Identify every line in the records below that contains the word "panel", and reproduce each one.

— GIVEN DATA —
___

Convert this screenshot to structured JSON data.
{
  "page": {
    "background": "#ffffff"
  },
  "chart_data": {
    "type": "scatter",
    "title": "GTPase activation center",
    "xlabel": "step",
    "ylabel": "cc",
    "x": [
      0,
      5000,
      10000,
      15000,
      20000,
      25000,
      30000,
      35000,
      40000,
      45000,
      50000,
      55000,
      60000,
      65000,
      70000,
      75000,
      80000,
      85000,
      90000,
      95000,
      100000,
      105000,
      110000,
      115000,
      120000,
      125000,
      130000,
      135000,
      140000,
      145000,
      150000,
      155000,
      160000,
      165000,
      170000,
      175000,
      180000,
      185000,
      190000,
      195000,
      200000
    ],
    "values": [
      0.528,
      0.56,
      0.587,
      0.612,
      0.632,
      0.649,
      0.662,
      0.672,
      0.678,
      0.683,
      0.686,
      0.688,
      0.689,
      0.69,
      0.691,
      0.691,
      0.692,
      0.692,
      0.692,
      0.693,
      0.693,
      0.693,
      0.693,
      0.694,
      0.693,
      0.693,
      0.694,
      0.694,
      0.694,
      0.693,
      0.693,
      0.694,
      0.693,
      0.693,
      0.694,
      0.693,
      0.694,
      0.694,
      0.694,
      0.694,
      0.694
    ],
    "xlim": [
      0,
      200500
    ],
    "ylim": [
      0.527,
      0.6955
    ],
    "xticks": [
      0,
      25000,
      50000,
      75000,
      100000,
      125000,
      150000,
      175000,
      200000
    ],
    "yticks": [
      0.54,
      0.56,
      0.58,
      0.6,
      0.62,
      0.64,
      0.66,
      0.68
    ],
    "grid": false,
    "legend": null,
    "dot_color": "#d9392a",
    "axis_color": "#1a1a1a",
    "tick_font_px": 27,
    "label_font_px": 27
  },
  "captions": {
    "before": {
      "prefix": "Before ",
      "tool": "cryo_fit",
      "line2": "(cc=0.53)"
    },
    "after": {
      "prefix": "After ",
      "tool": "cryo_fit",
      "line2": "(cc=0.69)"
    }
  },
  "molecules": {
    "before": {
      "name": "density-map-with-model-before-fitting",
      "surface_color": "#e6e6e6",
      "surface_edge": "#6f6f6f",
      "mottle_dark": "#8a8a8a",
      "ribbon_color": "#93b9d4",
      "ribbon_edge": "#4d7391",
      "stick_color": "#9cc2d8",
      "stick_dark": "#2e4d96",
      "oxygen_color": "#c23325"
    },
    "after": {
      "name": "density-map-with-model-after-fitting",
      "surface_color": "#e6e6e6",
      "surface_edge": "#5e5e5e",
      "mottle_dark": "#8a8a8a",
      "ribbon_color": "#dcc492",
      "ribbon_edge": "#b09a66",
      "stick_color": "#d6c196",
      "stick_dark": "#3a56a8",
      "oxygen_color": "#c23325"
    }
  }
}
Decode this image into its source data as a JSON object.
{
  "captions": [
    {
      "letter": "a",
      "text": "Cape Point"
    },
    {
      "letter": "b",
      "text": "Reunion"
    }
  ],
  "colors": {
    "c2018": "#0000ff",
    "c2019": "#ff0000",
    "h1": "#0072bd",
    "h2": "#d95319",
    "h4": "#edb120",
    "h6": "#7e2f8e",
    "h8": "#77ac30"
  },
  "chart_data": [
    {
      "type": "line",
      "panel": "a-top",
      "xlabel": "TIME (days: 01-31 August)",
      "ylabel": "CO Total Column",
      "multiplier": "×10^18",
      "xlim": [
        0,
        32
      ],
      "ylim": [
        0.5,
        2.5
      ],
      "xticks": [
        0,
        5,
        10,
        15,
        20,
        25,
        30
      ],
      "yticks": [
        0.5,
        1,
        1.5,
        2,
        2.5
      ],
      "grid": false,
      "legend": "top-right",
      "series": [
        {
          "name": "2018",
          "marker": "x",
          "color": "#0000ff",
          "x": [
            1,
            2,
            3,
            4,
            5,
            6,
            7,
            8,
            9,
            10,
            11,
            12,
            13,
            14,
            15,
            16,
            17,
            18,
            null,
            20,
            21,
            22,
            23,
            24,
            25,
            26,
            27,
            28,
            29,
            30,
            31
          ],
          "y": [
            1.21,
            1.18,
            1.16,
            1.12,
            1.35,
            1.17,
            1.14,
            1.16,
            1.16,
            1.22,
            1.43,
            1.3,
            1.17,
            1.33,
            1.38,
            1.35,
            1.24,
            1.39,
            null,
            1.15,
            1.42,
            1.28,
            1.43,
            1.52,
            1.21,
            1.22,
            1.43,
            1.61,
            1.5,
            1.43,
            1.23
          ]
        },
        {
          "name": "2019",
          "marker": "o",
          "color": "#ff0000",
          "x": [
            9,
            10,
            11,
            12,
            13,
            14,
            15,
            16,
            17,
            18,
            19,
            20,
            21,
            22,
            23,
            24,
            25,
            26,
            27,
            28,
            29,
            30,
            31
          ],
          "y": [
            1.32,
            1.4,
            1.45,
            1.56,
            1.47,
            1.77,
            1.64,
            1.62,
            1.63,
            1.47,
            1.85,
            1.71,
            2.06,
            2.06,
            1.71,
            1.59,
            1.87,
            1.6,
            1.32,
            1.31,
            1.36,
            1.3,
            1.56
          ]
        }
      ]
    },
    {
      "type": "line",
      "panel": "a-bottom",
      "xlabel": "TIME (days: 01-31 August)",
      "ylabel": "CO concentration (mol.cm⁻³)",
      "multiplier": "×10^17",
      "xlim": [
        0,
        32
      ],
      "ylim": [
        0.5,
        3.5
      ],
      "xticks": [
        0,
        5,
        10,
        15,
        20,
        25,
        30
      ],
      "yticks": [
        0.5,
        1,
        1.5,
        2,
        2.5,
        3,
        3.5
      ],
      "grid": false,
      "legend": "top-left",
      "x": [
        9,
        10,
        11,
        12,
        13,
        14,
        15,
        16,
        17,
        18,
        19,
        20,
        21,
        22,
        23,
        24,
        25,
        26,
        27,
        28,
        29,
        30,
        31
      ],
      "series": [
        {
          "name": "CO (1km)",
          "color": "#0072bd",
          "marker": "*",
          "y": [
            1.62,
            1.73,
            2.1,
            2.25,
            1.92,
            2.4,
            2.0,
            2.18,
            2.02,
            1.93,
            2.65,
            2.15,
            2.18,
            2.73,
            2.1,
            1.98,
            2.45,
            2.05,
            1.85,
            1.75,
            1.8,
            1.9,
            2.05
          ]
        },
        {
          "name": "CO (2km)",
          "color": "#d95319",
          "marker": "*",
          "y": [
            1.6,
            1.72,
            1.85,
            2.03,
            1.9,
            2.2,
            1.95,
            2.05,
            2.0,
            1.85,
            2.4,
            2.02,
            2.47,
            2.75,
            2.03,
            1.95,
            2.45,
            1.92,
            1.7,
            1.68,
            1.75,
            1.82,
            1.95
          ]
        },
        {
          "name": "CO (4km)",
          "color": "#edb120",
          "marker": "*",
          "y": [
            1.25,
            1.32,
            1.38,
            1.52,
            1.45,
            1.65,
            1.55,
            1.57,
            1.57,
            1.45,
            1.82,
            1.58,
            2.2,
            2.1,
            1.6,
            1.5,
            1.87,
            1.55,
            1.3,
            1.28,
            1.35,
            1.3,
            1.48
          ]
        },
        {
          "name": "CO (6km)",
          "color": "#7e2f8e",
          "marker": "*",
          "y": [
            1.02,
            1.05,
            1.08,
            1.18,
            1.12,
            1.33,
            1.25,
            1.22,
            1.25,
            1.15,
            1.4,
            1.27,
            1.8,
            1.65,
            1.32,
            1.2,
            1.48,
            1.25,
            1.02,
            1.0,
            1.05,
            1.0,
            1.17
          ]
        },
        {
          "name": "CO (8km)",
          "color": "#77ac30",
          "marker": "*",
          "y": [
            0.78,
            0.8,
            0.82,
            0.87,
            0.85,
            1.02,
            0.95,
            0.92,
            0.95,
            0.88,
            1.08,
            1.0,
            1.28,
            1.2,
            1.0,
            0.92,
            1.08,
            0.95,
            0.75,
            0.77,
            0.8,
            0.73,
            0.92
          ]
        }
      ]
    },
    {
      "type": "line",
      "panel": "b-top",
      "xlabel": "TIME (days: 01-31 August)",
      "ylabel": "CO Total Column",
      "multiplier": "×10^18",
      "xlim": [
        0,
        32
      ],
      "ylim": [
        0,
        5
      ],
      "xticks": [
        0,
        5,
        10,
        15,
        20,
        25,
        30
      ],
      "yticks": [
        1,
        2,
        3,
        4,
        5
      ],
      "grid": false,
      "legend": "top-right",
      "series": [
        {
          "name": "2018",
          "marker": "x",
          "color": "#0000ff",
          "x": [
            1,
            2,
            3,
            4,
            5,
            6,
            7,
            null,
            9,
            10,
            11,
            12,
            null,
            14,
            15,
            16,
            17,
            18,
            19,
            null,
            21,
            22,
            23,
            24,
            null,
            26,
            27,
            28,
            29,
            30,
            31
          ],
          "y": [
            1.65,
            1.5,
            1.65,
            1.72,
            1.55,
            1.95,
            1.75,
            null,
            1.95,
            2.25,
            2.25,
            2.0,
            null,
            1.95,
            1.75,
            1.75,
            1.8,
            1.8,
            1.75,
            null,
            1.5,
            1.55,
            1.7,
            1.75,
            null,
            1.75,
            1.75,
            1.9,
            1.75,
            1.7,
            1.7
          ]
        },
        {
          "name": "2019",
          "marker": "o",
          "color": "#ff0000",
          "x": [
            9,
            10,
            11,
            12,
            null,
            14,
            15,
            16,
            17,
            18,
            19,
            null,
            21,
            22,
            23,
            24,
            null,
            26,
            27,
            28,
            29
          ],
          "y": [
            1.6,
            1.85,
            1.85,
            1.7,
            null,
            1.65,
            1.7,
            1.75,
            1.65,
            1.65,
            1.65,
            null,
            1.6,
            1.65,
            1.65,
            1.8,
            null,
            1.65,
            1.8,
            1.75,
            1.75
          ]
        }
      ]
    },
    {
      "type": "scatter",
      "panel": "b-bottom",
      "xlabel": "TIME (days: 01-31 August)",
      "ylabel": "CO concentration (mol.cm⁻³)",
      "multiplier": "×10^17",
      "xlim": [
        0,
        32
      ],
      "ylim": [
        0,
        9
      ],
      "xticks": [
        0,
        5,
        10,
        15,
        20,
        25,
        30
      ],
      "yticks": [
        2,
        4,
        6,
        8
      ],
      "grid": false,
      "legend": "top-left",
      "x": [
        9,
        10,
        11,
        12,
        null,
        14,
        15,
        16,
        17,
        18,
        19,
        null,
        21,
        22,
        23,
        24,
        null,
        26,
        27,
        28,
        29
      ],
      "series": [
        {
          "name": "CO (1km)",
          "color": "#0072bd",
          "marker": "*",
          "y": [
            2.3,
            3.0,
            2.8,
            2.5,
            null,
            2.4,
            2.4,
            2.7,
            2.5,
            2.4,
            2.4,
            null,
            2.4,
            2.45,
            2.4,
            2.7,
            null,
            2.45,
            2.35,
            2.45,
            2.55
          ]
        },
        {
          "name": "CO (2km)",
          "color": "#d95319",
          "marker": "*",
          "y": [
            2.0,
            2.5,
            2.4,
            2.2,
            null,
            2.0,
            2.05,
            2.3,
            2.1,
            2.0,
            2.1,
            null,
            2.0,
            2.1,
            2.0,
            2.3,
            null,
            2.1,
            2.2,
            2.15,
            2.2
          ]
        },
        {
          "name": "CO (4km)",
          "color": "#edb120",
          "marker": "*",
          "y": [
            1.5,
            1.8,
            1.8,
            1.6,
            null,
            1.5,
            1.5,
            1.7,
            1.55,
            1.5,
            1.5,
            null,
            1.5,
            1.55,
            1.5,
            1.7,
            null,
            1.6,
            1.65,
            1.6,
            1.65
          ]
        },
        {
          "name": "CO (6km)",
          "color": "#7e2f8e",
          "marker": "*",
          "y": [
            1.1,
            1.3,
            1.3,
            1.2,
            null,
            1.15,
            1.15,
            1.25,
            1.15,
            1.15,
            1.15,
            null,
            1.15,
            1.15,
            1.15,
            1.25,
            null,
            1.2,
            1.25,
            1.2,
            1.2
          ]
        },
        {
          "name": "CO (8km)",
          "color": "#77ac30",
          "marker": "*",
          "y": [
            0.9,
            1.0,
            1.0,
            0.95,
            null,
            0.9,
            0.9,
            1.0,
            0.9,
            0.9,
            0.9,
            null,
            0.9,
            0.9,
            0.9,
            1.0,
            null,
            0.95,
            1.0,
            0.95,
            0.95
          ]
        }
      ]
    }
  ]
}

___

— WRITTEN SOLUTION —
      "panel": "a-top",
      "panel": "a-bottom",
      "panel": "b-top",
      "panel": "b-bottom",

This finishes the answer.